YOUR OBJECTIVE:
List each line holding the string "²Andersen".

Stored records
■ ■ ■

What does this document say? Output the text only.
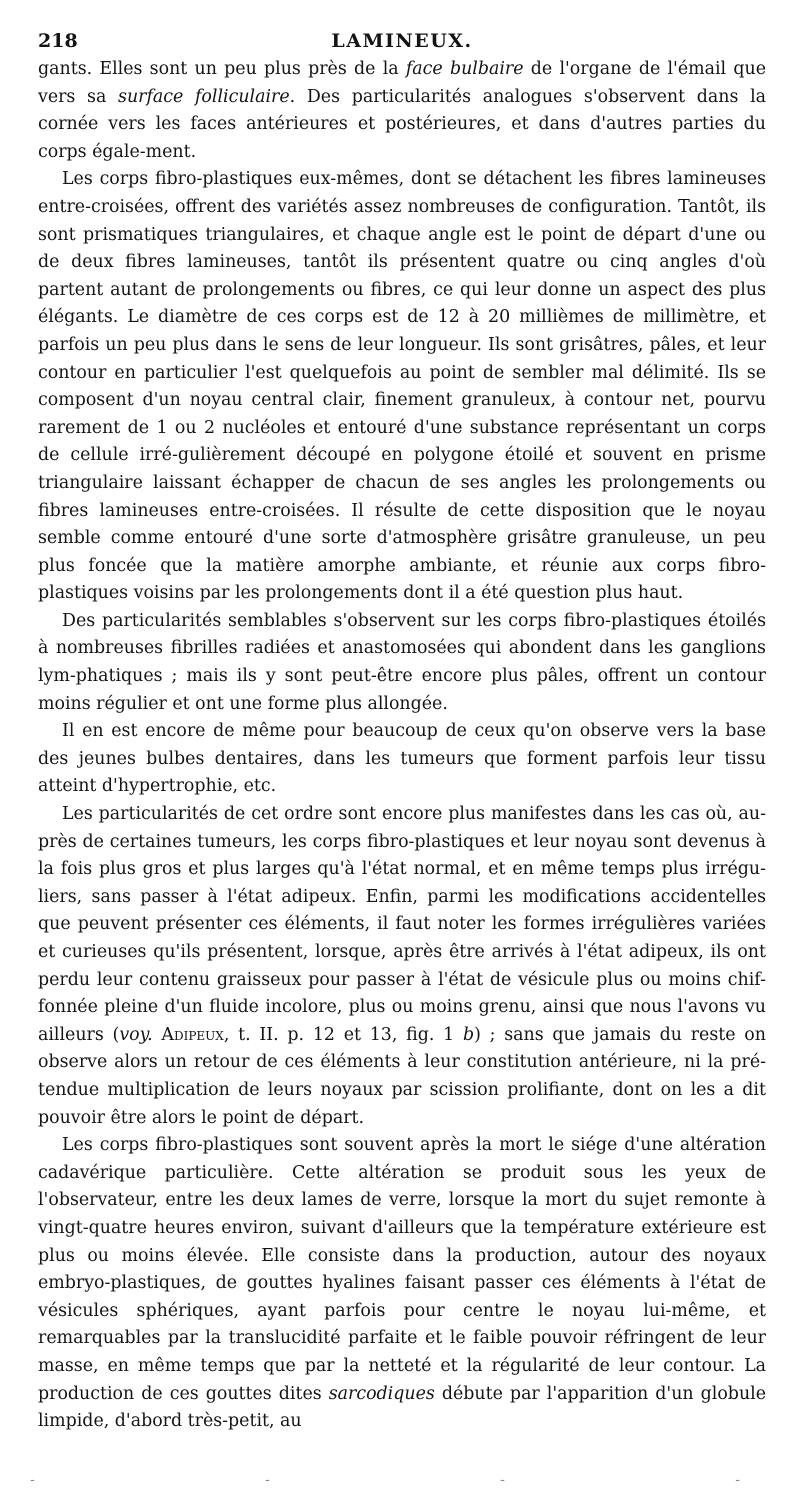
218	LAMINEUX.

gants. Elles sont un peu plus près de la face bulbaire de l'organe de l'émail que vers sa surface folliculaire. Des particularités analogues s'observent dans la cornée vers les faces antérieures et postérieures, et dans d'autres parties du corps égale-ment.

Les corps fibro-plastiques eux-mêmes, dont se détachent les fibres lamineuses entre-croisées, offrent des variétés assez nombreuses de configuration. Tantôt, ils sont prismatiques triangulaires, et chaque angle est le point de départ d'une ou de deux fibres lamineuses, tantôt ils présentent quatre ou cinq angles d'où partent autant de prolongements ou fibres, ce qui leur donne un aspect des plus élégants. Le diamètre de ces corps est de 12 à 20 millièmes de millimètre, et parfois un peu plus dans le sens de leur longueur. Ils sont grisâtres, pâles, et leur contour en particulier l'est quelquefois au point de sembler mal délimité. Ils se composent d'un noyau central clair, finement granuleux, à contour net, pourvu rarement de 1 ou 2 nucléoles et entouré d'une substance représentant un corps de cellule irré-gulièrement découpé en polygone étoilé et souvent en prisme triangulaire laissant échapper de chacun de ses angles les prolongements ou fibres lamineuses entre-croisées. Il résulte de cette disposition que le noyau semble comme entouré d'une sorte d'atmosphère grisâtre granuleuse, un peu plus foncée que la matière amorphe ambiante, et réunie aux corps fibro-plastiques voisins par les prolongements dont il a été question plus haut.

Des particularités semblables s'observent sur les corps fibro-plastiques étoilés à nombreuses fibrilles radiées et anastomosées qui abondent dans les ganglions lym-phatiques ; mais ils y sont peut-être encore plus pâles, offrent un contour moins régulier et ont une forme plus allongée.

Il en est encore de même pour beaucoup de ceux qu'on observe vers la base des jeunes bulbes dentaires, dans les tumeurs que forment parfois leur tissu atteint d'hypertrophie, etc.

Les particularités de cet ordre sont encore plus manifestes dans les cas où, au-près de certaines tumeurs, les corps fibro-plastiques et leur noyau sont devenus à la fois plus gros et plus larges qu'à l'état normal, et en même temps plus irrégu-liers, sans passer à l'état adipeux. Enfin, parmi les modifications accidentelles que peuvent présenter ces éléments, il faut noter les formes irrégulières variées et curieuses qu'ils présentent, lorsque, après être arrivés à l'état adipeux, ils ont perdu leur contenu graisseux pour passer à l'état de vésicule plus ou moins chif-fonnée pleine d'un fluide incolore, plus ou moins grenu, ainsi que nous l'avons vu ailleurs (voy. Adipeux, t. II. p. 12 et 13, fig. 1 b) ; sans que jamais du reste on observe alors un retour de ces éléments à leur constitution antérieure, ni la pré-tendue multiplication de leurs noyaux par scission prolifiante, dont on les a dit pouvoir être alors le point de départ.

Les corps fibro-plastiques sont souvent après la mort le siége d'une altération cadavérique particulière. Cette altération se produit sous les yeux de l'observateur, entre les deux lames de verre, lorsque la mort du sujet remonte à vingt-quatre heures environ, suivant d'ailleurs que la température extérieure est plus ou moins élevée. Elle consiste dans la production, autour des noyaux embryo-plastiques, de gouttes hyalines faisant passer ces éléments à l'état de vésicules sphériques, ayant parfois pour centre le noyau lui-même, et remarquables par la translucidité parfaite et le faible pouvoir réfringent de leur masse, en même temps que par la netteté et la régularité de leur contour. La production de ces gouttes dites sarcodiques débute par l'apparition d'un globule limpide, d'abord très-petit, au

-	-	-	-
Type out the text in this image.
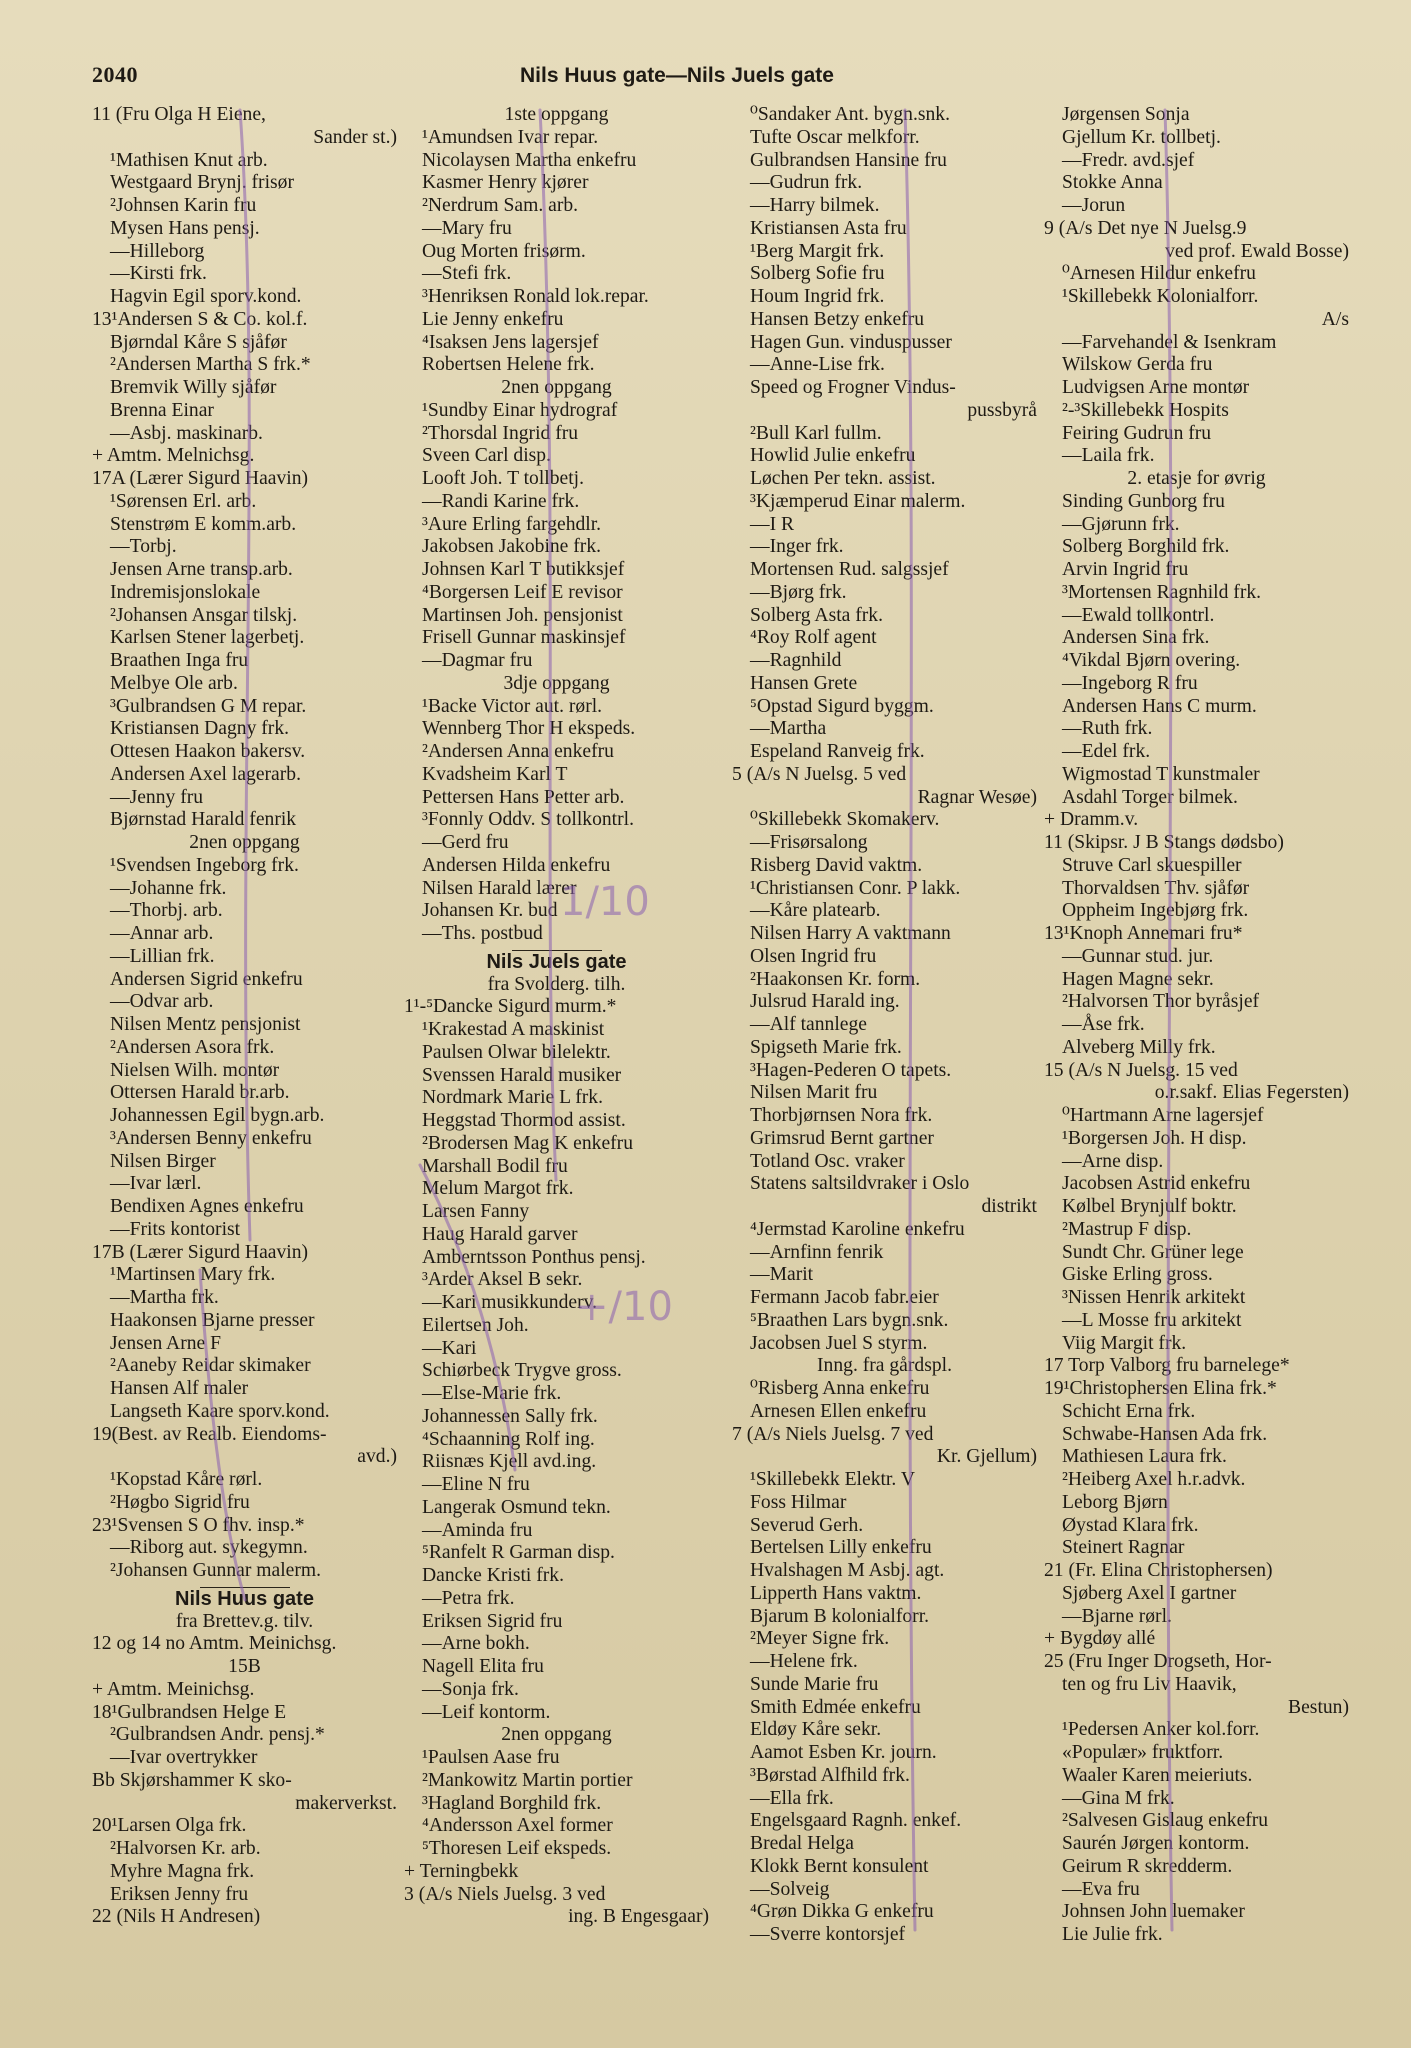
2040	Nils Huus gate—Nils Juels gate
11 (Fru Olga H Eiene,
Sander st.)
¹Mathisen Knut arb.
Westgaard Brynj. frisør
²Johnsen Karin fru
Mysen Hans pensj.
—Hilleborg
—Kirsti frk.
Hagvin Egil sporv.kond.
13¹Andersen S & Co. kol.f.
Bjørndal Kåre S sjåfør
²Andersen Martha S frk.*
Bremvik Willy sjåfør
Brenna Einar
—Asbj. maskinarb.
+ Amtm. Melnichsg.
17A (Lærer Sigurd Haavin)
¹Sørensen Erl. arb.
Stenstrøm E komm.arb.
—Torbj.
Jensen Arne transp.arb.
Indremisjonslokale
²Johansen Ansgar tilskj.
Karlsen Stener lagerbetj.
Braathen Inga fru
Melbye Ole arb.
³Gulbrandsen G M repar.
Kristiansen Dagny frk.
Ottesen Haakon bakersv.
Andersen Axel lagerarb.
—Jenny fru
Bjørnstad Harald fenrik
2nen oppgang
¹Svendsen Ingeborg frk.
—Johanne frk.
—Thorbj. arb.
—Annar arb.
—Lillian frk.
Andersen Sigrid enkefru
—Odvar arb.
Nilsen Mentz pensjonist
²Andersen Asora frk.
Nielsen Wilh. montør
Ottersen Harald br.arb.
Johannessen Egil bygn.arb.
³Andersen Benny enkefru
Nilsen Birger
—Ivar lærl.
Bendixen Agnes enkefru
—Frits kontorist
17B (Lærer Sigurd Haavin)
¹Martinsen Mary frk.
—Martha frk.
Haakonsen Bjarne presser
Jensen Arne F
²Aaneby Reidar skimaker
Hansen Alf maler
Langseth Kaare sporv.kond.
19(Best. av Realb. Eiendoms-
avd.)
¹Kopstad Kåre rørl.
²Høgbo Sigrid fru
23¹Svensen S O fhv. insp.*
—Riborg aut. sykegymn.
²Johansen Gunnar malerm.
Nils Huus gate
fra Brettev.g. tilv.
12 og 14 no Amtm. Meinichsg.
15B
+ Amtm. Meinichsg.
18¹Gulbrandsen Helge E
²Gulbrandsen Andr. pensj.*
—Ivar overtrykker
Bb Skjørshammer K sko-
makerverkst.
20¹Larsen Olga frk.
²Halvorsen Kr. arb.
Myhre Magna frk.
Eriksen Jenny fru
22 (Nils H Andresen)
1ste oppgang
¹Amundsen Ivar repar.
Nicolaysen Martha enkefru
Kasmer Henry kjører
²Nerdrum Sam. arb.
—Mary fru
Oug Morten frisørm.
—Stefi frk.
³Henriksen Ronald lok.repar.
Lie Jenny enkefru
⁴Isaksen Jens lagersjef
Robertsen Helene frk.
2nen oppgang
¹Sundby Einar hydrograf
²Thorsdal Ingrid fru
Sveen Carl disp.
Looft Joh. T tollbetj.
—Randi Karine frk.
³Aure Erling fargehdlr.
Jakobsen Jakobine frk.
Johnsen Karl T butikksjef
⁴Borgersen Leif E revisor
Martinsen Joh. pensjonist
Frisell Gunnar maskinsjef
—Dagmar fru
3dje oppgang
¹Backe Victor aut. rørl.
Wennberg Thor H ekspeds.
²Andersen Anna enkefru
Kvadsheim Karl T
Pettersen Hans Petter arb.
³Fonnly Oddv. S tollkontrl.
—Gerd fru
Andersen Hilda enkefru
Nilsen Harald lærer
Johansen Kr. bud
—Ths. postbud
Nils Juels gate
fra Svolderg. tilh.
1¹-⁵Dancke Sigurd murm.*
¹Krakestad A maskinist
Paulsen Olwar bilelektr.
Svenssen Harald musiker
Nordmark Marie L frk.
Heggstad Thormod assist.
²Brodersen Mag K enkefru
Marshall Bodil fru
Melum Margot frk.
Larsen Fanny
Haug Harald garver
Amberntsson Ponthus pensj.
³Arder Aksel B sekr.
—Kari musikkunderv.
Eilertsen Joh.
—Kari
Schiørbeck Trygve gross.
—Else-Marie frk.
Johannessen Sally frk.
⁴Schaanning Rolf ing.
Riisnæs Kjell avd.ing.
—Eline N fru
Langerak Osmund tekn.
—Aminda fru
⁵Ranfelt R Garman disp.
Dancke Kristi frk.
—Petra frk.
Eriksen Sigrid fru
—Arne bokh.
Nagell Elita fru
—Sonja frk.
—Leif kontorm.
2nen oppgang
¹Paulsen Aase fru
²Mankowitz Martin portier
³Hagland Borghild frk.
⁴Andersson Axel former
⁵Thoresen Leif ekspeds.
+ Terningbekk
3 (A/s Niels Juelsg. 3 ved
ing. B Engesgaar)
⁰Sandaker Ant. bygn.snk.
Tufte Oscar melkforr.
Gulbrandsen Hansine fru
—Gudrun frk.
—Harry bilmek.
Kristiansen Asta fru
¹Berg Margit frk.
Solberg Sofie fru
Houm Ingrid frk.
Hansen Betzy enkefru
Hagen Gun. vinduspusser
—Anne-Lise frk.
Speed og Frogner Vindus-
pussbyrå
²Bull Karl fullm.
Howlid Julie enkefru
Løchen Per tekn. assist.
³Kjæmperud Einar malerm.
—I R
—Inger frk.
Mortensen Rud. salgssjef
—Bjørg frk.
Solberg Asta frk.
⁴Roy Rolf agent
—Ragnhild
Hansen Grete
⁵Opstad Sigurd byggm.
—Martha
Espeland Ranveig frk.
5 (A/s N Juelsg. 5 ved
Ragnar Wesøe)
⁰Skillebekk Skomakerv.
—Frisørsalong
Risberg David vaktm.
¹Christiansen Conr. P lakk.
—Kåre platearb.
Nilsen Harry A vaktmann
Olsen Ingrid fru
²Haakonsen Kr. form.
Julsrud Harald ing.
—Alf tannlege
Spigseth Marie frk.
³Hagen-Pederen O tapets.
Nilsen Marit fru
Thorbjørnsen Nora frk.
Grimsrud Bernt gartner
Totland Osc. vraker
Statens saltsildvraker i Oslo
distrikt
⁴Jermstad Karoline enkefru
—Arnfinn fenrik
—Marit
Fermann Jacob fabr.eier
⁵Braathen Lars bygn.snk.
Jacobsen Juel S styrm.
Inng. fra gårdspl.
⁰Risberg Anna enkefru
Arnesen Ellen enkefru
7 (A/s Niels Juelsg. 7 ved
Kr. Gjellum)
¹Skillebekk Elektr. V
Foss Hilmar
Severud Gerh.
Bertelsen Lilly enkefru
Hvalshagen M Asbj. agt.
Lipperth Hans vaktm.
Bjarum B kolonialforr.
²Meyer Signe frk.
—Helene frk.
Sunde Marie fru
Smith Edmée enkefru
Eldøy Kåre sekr.
Aamot Esben Kr. journ.
³Børstad Alfhild frk.
—Ella frk.
Engelsgaard Ragnh. enkef.
Bredal Helga
Klokk Bernt konsulent
—Solveig
⁴Grøn Dikka G enkefru
—Sverre kontorsjef
Jørgensen Sonja
Gjellum Kr. tollbetj.
—Fredr. avd.sjef
Stokke Anna
—Jorun
9 (A/s Det nye N Juelsg.9
ved prof. Ewald Bosse)
⁰Arnesen Hildur enkefru
¹Skillebekk Kolonialforr.
A/s
—Farvehandel & Isenkram
Wilskow Gerda fru
Ludvigsen Arne montør
²-³Skillebekk Hospits
Feiring Gudrun fru
—Laila frk.
2. etasje for øvrig
Sinding Gunborg fru
—Gjørunn frk.
Solberg Borghild frk.
Arvin Ingrid fru
³Mortensen Ragnhild frk.
—Ewald tollkontrl.
Andersen Sina frk.
⁴Vikdal Bjørn overing.
—Ingeborg R fru
Andersen Hans C murm.
—Ruth frk.
—Edel frk.
Wigmostad T kunstmaler
Asdahl Torger bilmek.
+ Dramm.v.
11 (Skipsr. J B Stangs dødsbo)
Struve Carl skuespiller
Thorvaldsen Thv. sjåfør
Oppheim Ingebjørg frk.
13¹Knoph Annemari fru*
—Gunnar stud. jur.
Hagen Magne sekr.
²Halvorsen Thor byråsjef
—Åse frk.
Alveberg Milly frk.
15 (A/s N Juelsg. 15 ved
o.r.sakf. Elias Fegersten)
⁰Hartmann Arne lagersjef
¹Borgersen Joh. H disp.
—Arne disp.
Jacobsen Astrid enkefru
Kølbel Brynjulf boktr.
²Mastrup F disp.
Sundt Chr. Grüner lege
Giske Erling gross.
³Nissen Henrik arkitekt
—L Mosse fru arkitekt
Viig Margit frk.
17 Torp Valborg fru barnelege*
19¹Christophersen Elina frk.*
Schicht Erna frk.
Schwabe-Hansen Ada frk.
Mathiesen Laura frk.
²Heiberg Axel h.r.advk.
Leborg Bjørn
Øystad Klara frk.
Steinert Ragnar
21 (Fr. Elina Christophersen)
Sjøberg Axel I gartner
—Bjarne rørl.
+ Bygdøy allé
25 (Fru Inger Drogseth, Hor-
ten og fru Liv Haavik,
Bestun)
¹Pedersen Anker kol.forr.
«Populær» fruktforr.
Waaler Karen meieriuts.
—Gina M frk.
²Salvesen Gislaug enkefru
Saurén Jørgen kontorm.
Geirum R skredderm.
—Eva fru
Johnsen John luemaker
Lie Julie frk.
1/10
+/10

■ ■ ■

ANSWER:
²Andersen Martha S frk.*
²Andersen Asora frk.
²Andersen Anna enkefru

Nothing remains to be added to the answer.